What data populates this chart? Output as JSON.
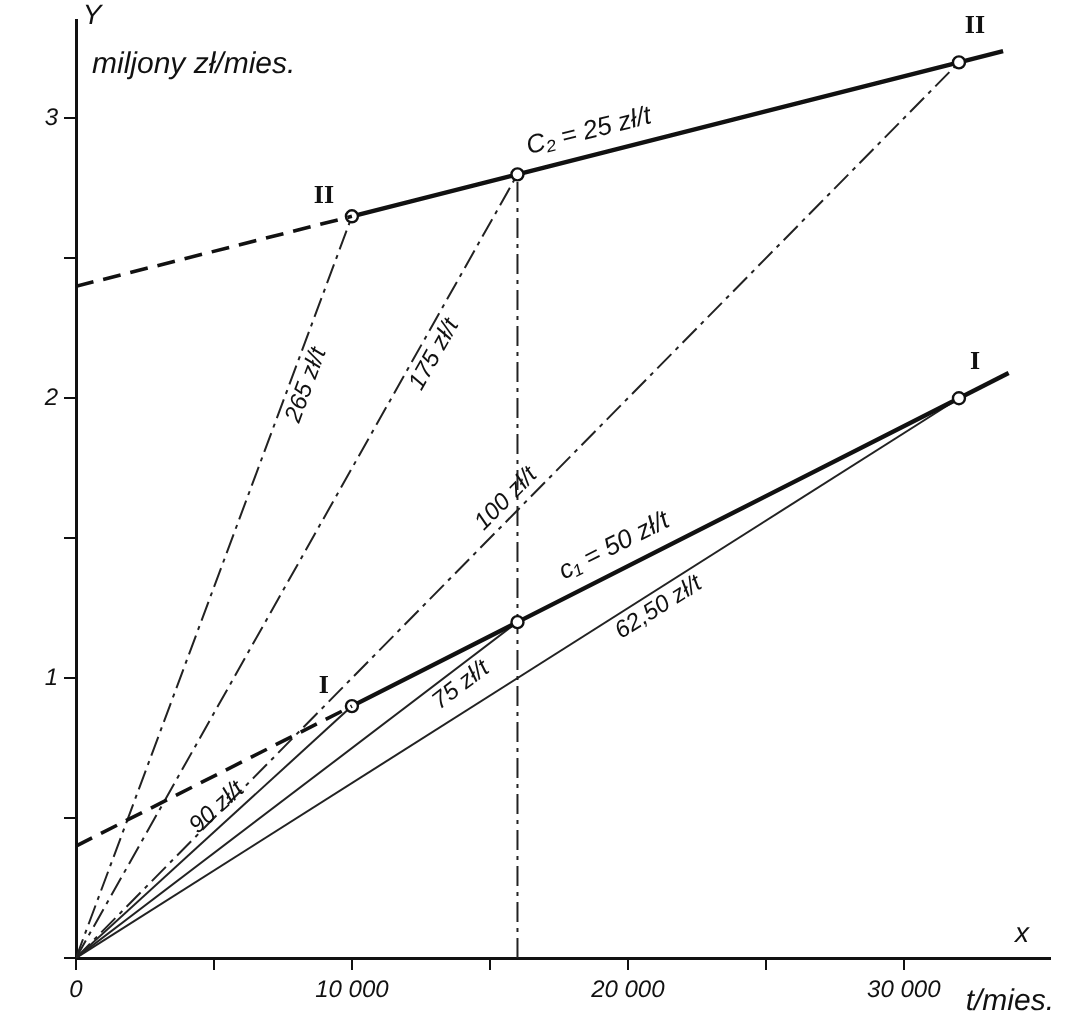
{
  "chart_data": {
    "type": "line",
    "xlabel": "t/mies.",
    "ylabel": "miljony zł/mies.",
    "xlim": [
      0,
      35300
    ],
    "ylim": [
      0,
      3.35
    ],
    "xticks": [
      {
        "value": 0,
        "label": "0"
      },
      {
        "value": 5000,
        "label": null
      },
      {
        "value": 10000,
        "label": "10 000"
      },
      {
        "value": 15000,
        "label": null
      },
      {
        "value": 20000,
        "label": "20 000"
      },
      {
        "value": 25000,
        "label": null
      },
      {
        "value": 30000,
        "label": "30 000"
      }
    ],
    "yticks": [
      {
        "value": 0,
        "label": null
      },
      {
        "value": 0.5,
        "label": null
      },
      1,
      {
        "value": 1.5,
        "label": null
      },
      2,
      {
        "value": 2.5,
        "label": null
      },
      3
    ],
    "grid": false,
    "legend": false,
    "series": [
      {
        "x": [
          0,
          10000
        ],
        "values": [
          2.4,
          2.65
        ],
        "color": "#111111",
        "line_style": "dashed"
      },
      {
        "name": "II",
        "x": [
          10000,
          16000,
          32000
        ],
        "values": [
          2.65,
          2.8,
          3.2
        ],
        "color": "#111111",
        "line_style": "solid",
        "marker": "circle"
      },
      {
        "x": [
          32000,
          33600
        ],
        "values": [
          3.2,
          3.24
        ],
        "color": "#111111",
        "line_style": "solid",
        "marker": "none"
      },
      {
        "x": [
          0,
          10000
        ],
        "values": [
          0.4,
          0.9
        ],
        "color": "#111111",
        "line_style": "dashed"
      },
      {
        "name": "I",
        "x": [
          10000,
          16000,
          32000
        ],
        "values": [
          0.9,
          1.2,
          2.0
        ],
        "color": "#111111",
        "line_style": "solid",
        "marker": "circle"
      },
      {
        "x": [
          32000,
          33800
        ],
        "values": [
          2.0,
          2.09
        ],
        "color": "#111111",
        "line_style": "solid",
        "marker": "none"
      },
      {
        "name": "265 zł/t",
        "x": [
          0,
          10000
        ],
        "values": [
          0,
          2.65
        ],
        "color": "#222222",
        "line_style": "dashed",
        "marker": "none"
      },
      {
        "name": "175 zł/t",
        "x": [
          0,
          16000
        ],
        "values": [
          0,
          2.8
        ],
        "color": "#222222",
        "line_style": "dashed",
        "marker": "none"
      },
      {
        "name": "100 zł/t",
        "x": [
          0,
          32000
        ],
        "values": [
          0,
          3.2
        ],
        "color": "#222222",
        "line_style": "dashed",
        "marker": "none"
      },
      {
        "name": "90 zł/t",
        "x": [
          0,
          10000
        ],
        "values": [
          0,
          0.9
        ],
        "color": "#222222",
        "line_style": "solid",
        "marker": "none"
      },
      {
        "name": "75 zł/t",
        "x": [
          0,
          16000
        ],
        "values": [
          0,
          1.2
        ],
        "color": "#222222",
        "line_style": "solid",
        "marker": "none"
      },
      {
        "name": "62,50 zł/t",
        "x": [
          0,
          32000
        ],
        "values": [
          0,
          2.0
        ],
        "color": "#222222",
        "line_style": "solid",
        "marker": "none"
      },
      {
        "x": [
          16000,
          16000
        ],
        "values": [
          0,
          2.8
        ],
        "color": "#222222",
        "line_style": "dashed",
        "marker": "none"
      }
    ],
    "annotations": [
      "C₂ = 25 zł/t",
      "c₁ = 50 zł/t",
      "Y",
      "x"
    ]
  }
}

__GIVEN TASK__
Repeat all the records above exactly, leaving out any pictures.

__EXERCISE RESPONSE__
What data populates this chart? Output as JSON.
{
  "chart_data": {
    "type": "line",
    "xlabel": "t/mies.",
    "ylabel": "miljony zł/mies.",
    "xlim": [
      0,
      35300
    ],
    "ylim": [
      0,
      3.35
    ],
    "xticks": [
      {
        "value": 0,
        "label": "0"
      },
      {
        "value": 5000,
        "label": null
      },
      {
        "value": 10000,
        "label": "10 000"
      },
      {
        "value": 15000,
        "label": null
      },
      {
        "value": 20000,
        "label": "20 000"
      },
      {
        "value": 25000,
        "label": null
      },
      {
        "value": 30000,
        "label": "30 000"
      }
    ],
    "yticks": [
      {
        "value": 0,
        "label": null
      },
      {
        "value": 0.5,
        "label": null
      },
      1,
      {
        "value": 1.5,
        "label": null
      },
      2,
      {
        "value": 2.5,
        "label": null
      },
      3
    ],
    "grid": false,
    "legend": false,
    "series": [
      {
        "x": [
          0,
          10000
        ],
        "values": [
          2.4,
          2.65
        ],
        "color": "#111111",
        "line_style": "dashed"
      },
      {
        "name": "II",
        "x": [
          10000,
          16000,
          32000
        ],
        "values": [
          2.65,
          2.8,
          3.2
        ],
        "color": "#111111",
        "line_style": "solid",
        "marker": "circle"
      },
      {
        "x": [
          32000,
          33600
        ],
        "values": [
          3.2,
          3.24
        ],
        "color": "#111111",
        "line_style": "solid",
        "marker": "none"
      },
      {
        "x": [
          0,
          10000
        ],
        "values": [
          0.4,
          0.9
        ],
        "color": "#111111",
        "line_style": "dashed"
      },
      {
        "name": "I",
        "x": [
          10000,
          16000,
          32000
        ],
        "values": [
          0.9,
          1.2,
          2.0
        ],
        "color": "#111111",
        "line_style": "solid",
        "marker": "circle"
      },
      {
        "x": [
          32000,
          33800
        ],
        "values": [
          2.0,
          2.09
        ],
        "color": "#111111",
        "line_style": "solid",
        "marker": "none"
      },
      {
        "name": "265 zł/t",
        "x": [
          0,
          10000
        ],
        "values": [
          0,
          2.65
        ],
        "color": "#222222",
        "line_style": "dashed",
        "marker": "none"
      },
      {
        "name": "175 zł/t",
        "x": [
          0,
          16000
        ],
        "values": [
          0,
          2.8
        ],
        "color": "#222222",
        "line_style": "dashed",
        "marker": "none"
      },
      {
        "name": "100 zł/t",
        "x": [
          0,
          32000
        ],
        "values": [
          0,
          3.2
        ],
        "color": "#222222",
        "line_style": "dashed",
        "marker": "none"
      },
      {
        "name": "90 zł/t",
        "x": [
          0,
          10000
        ],
        "values": [
          0,
          0.9
        ],
        "color": "#222222",
        "line_style": "solid",
        "marker": "none"
      },
      {
        "name": "75 zł/t",
        "x": [
          0,
          16000
        ],
        "values": [
          0,
          1.2
        ],
        "color": "#222222",
        "line_style": "solid",
        "marker": "none"
      },
      {
        "name": "62,50 zł/t",
        "x": [
          0,
          32000
        ],
        "values": [
          0,
          2.0
        ],
        "color": "#222222",
        "line_style": "solid",
        "marker": "none"
      },
      {
        "x": [
          16000,
          16000
        ],
        "values": [
          0,
          2.8
        ],
        "color": "#222222",
        "line_style": "dashed",
        "marker": "none"
      }
    ],
    "annotations": [
      "C₂ = 25 zł/t",
      "c₁ = 50 zł/t",
      "Y",
      "x"
    ]
  }
}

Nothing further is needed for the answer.